OBJECTIVE:
Retype each record below word for word. Leave the pictures out.

── EXCERPTED DATA

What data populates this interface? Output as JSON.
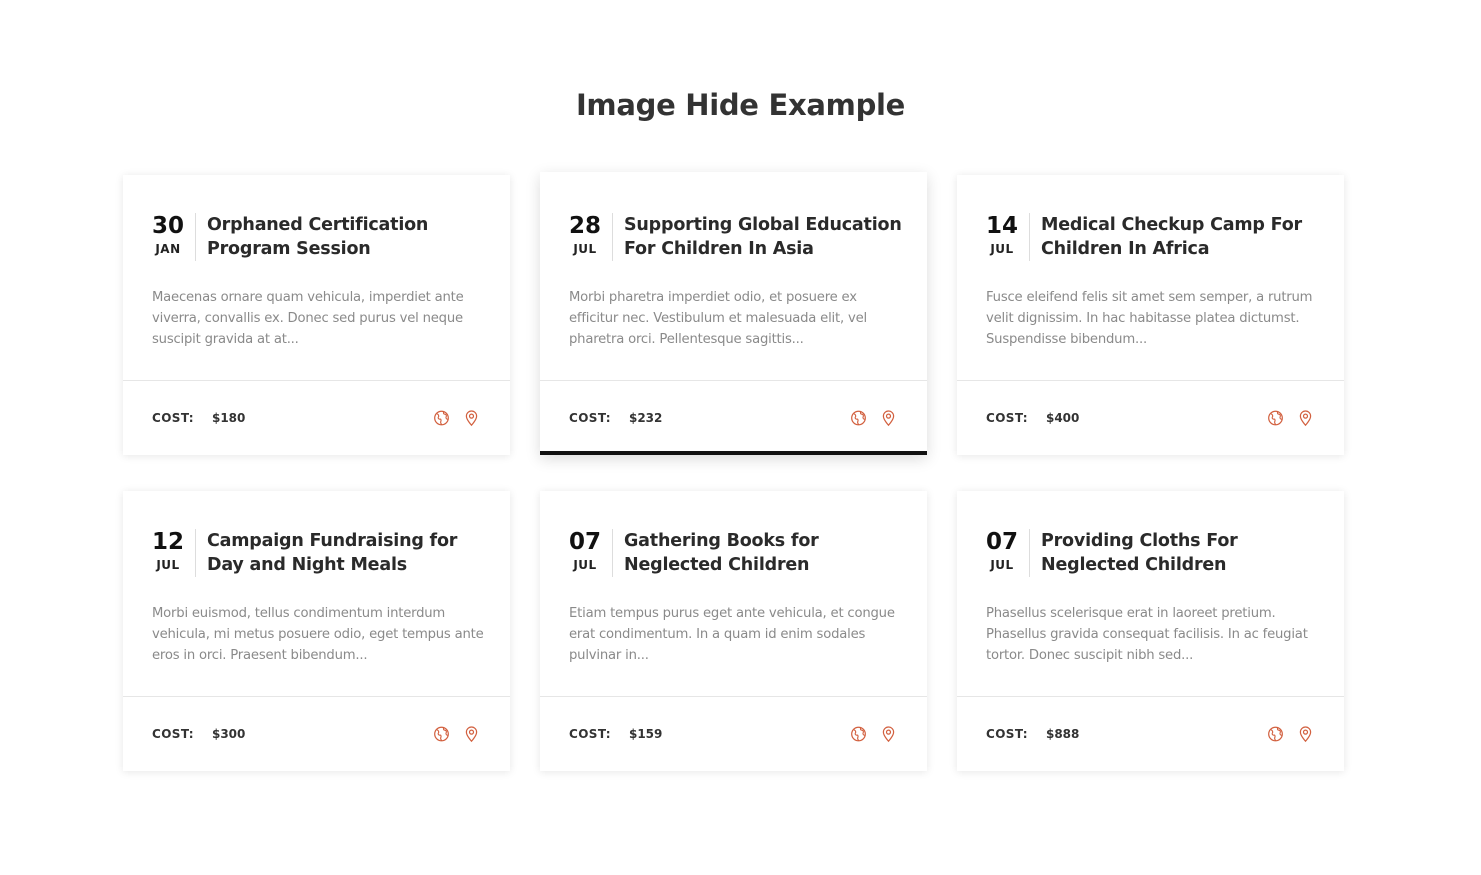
{
  "page": {
    "title": "Image Hide Example"
  },
  "colors": {
    "accent": "#d2603f",
    "active_border": "#111111"
  },
  "icons": [
    "globe-icon",
    "map-pin-icon"
  ],
  "cards": [
    {
      "day": "30",
      "month": "JAN",
      "title": "Orphaned Certification Program Session",
      "description": "Maecenas ornare quam vehicula, imperdiet ante viverra, convallis ex. Donec sed purus vel neque suscipit gravida at at...",
      "cost_label": "COST:",
      "cost": "$180"
    },
    {
      "day": "28",
      "month": "JUL",
      "title": "Supporting Global Education For Children In Asia",
      "description": "Morbi pharetra imperdiet odio, et posuere ex efficitur nec. Vestibulum et malesuada elit, vel pharetra orci. Pellentesque sagittis...",
      "cost_label": "COST:",
      "cost": "$232"
    },
    {
      "day": "14",
      "month": "JUL",
      "title": "Medical Checkup Camp For Children In Africa",
      "description": "Fusce eleifend felis sit amet sem semper, a rutrum velit dignissim. In hac habitasse platea dictumst. Suspendisse bibendum...",
      "cost_label": "COST:",
      "cost": "$400"
    },
    {
      "day": "12",
      "month": "JUL",
      "title": "Campaign Fundraising for Day and Night Meals",
      "description": "Morbi euismod, tellus condimentum interdum vehicula, mi metus posuere odio, eget tempus ante eros in orci. Praesent bibendum...",
      "cost_label": "COST:",
      "cost": "$300"
    },
    {
      "day": "07",
      "month": "JUL",
      "title": "Gathering Books for Neglected Children",
      "description": "Etiam tempus purus eget ante vehicula, et congue erat condimentum. In a quam id enim sodales pulvinar in...",
      "cost_label": "COST:",
      "cost": "$159"
    },
    {
      "day": "07",
      "month": "JUL",
      "title": "Providing Cloths For Neglected Children",
      "description": "Phasellus scelerisque erat in laoreet pretium. Phasellus gravida consequat facilisis. In ac feugiat tortor. Donec suscipit nibh sed...",
      "cost_label": "COST:",
      "cost": "$888"
    }
  ]
}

────

FULL OUTPUT:
What data populates this interface? Output as JSON.
{
  "page": {
    "title": "Image Hide Example"
  },
  "colors": {
    "accent": "#d2603f",
    "active_border": "#111111"
  },
  "icons": [
    "globe-icon",
    "map-pin-icon"
  ],
  "cards": [
    {
      "day": "30",
      "month": "JAN",
      "title": "Orphaned Certification Program Session",
      "description": "Maecenas ornare quam vehicula, imperdiet ante viverra, convallis ex. Donec sed purus vel neque suscipit gravida at at...",
      "cost_label": "COST:",
      "cost": "$180"
    },
    {
      "day": "28",
      "month": "JUL",
      "title": "Supporting Global Education For Children In Asia",
      "description": "Morbi pharetra imperdiet odio, et posuere ex efficitur nec. Vestibulum et malesuada elit, vel pharetra orci. Pellentesque sagittis...",
      "cost_label": "COST:",
      "cost": "$232"
    },
    {
      "day": "14",
      "month": "JUL",
      "title": "Medical Checkup Camp For Children In Africa",
      "description": "Fusce eleifend felis sit amet sem semper, a rutrum velit dignissim. In hac habitasse platea dictumst. Suspendisse bibendum...",
      "cost_label": "COST:",
      "cost": "$400"
    },
    {
      "day": "12",
      "month": "JUL",
      "title": "Campaign Fundraising for Day and Night Meals",
      "description": "Morbi euismod, tellus condimentum interdum vehicula, mi metus posuere odio, eget tempus ante eros in orci. Praesent bibendum...",
      "cost_label": "COST:",
      "cost": "$300"
    },
    {
      "day": "07",
      "month": "JUL",
      "title": "Gathering Books for Neglected Children",
      "description": "Etiam tempus purus eget ante vehicula, et congue erat condimentum. In a quam id enim sodales pulvinar in...",
      "cost_label": "COST:",
      "cost": "$159"
    },
    {
      "day": "07",
      "month": "JUL",
      "title": "Providing Cloths For Neglected Children",
      "description": "Phasellus scelerisque erat in laoreet pretium. Phasellus gravida consequat facilisis. In ac feugiat tortor. Donec suscipit nibh sed...",
      "cost_label": "COST:",
      "cost": "$888"
    }
  ]
}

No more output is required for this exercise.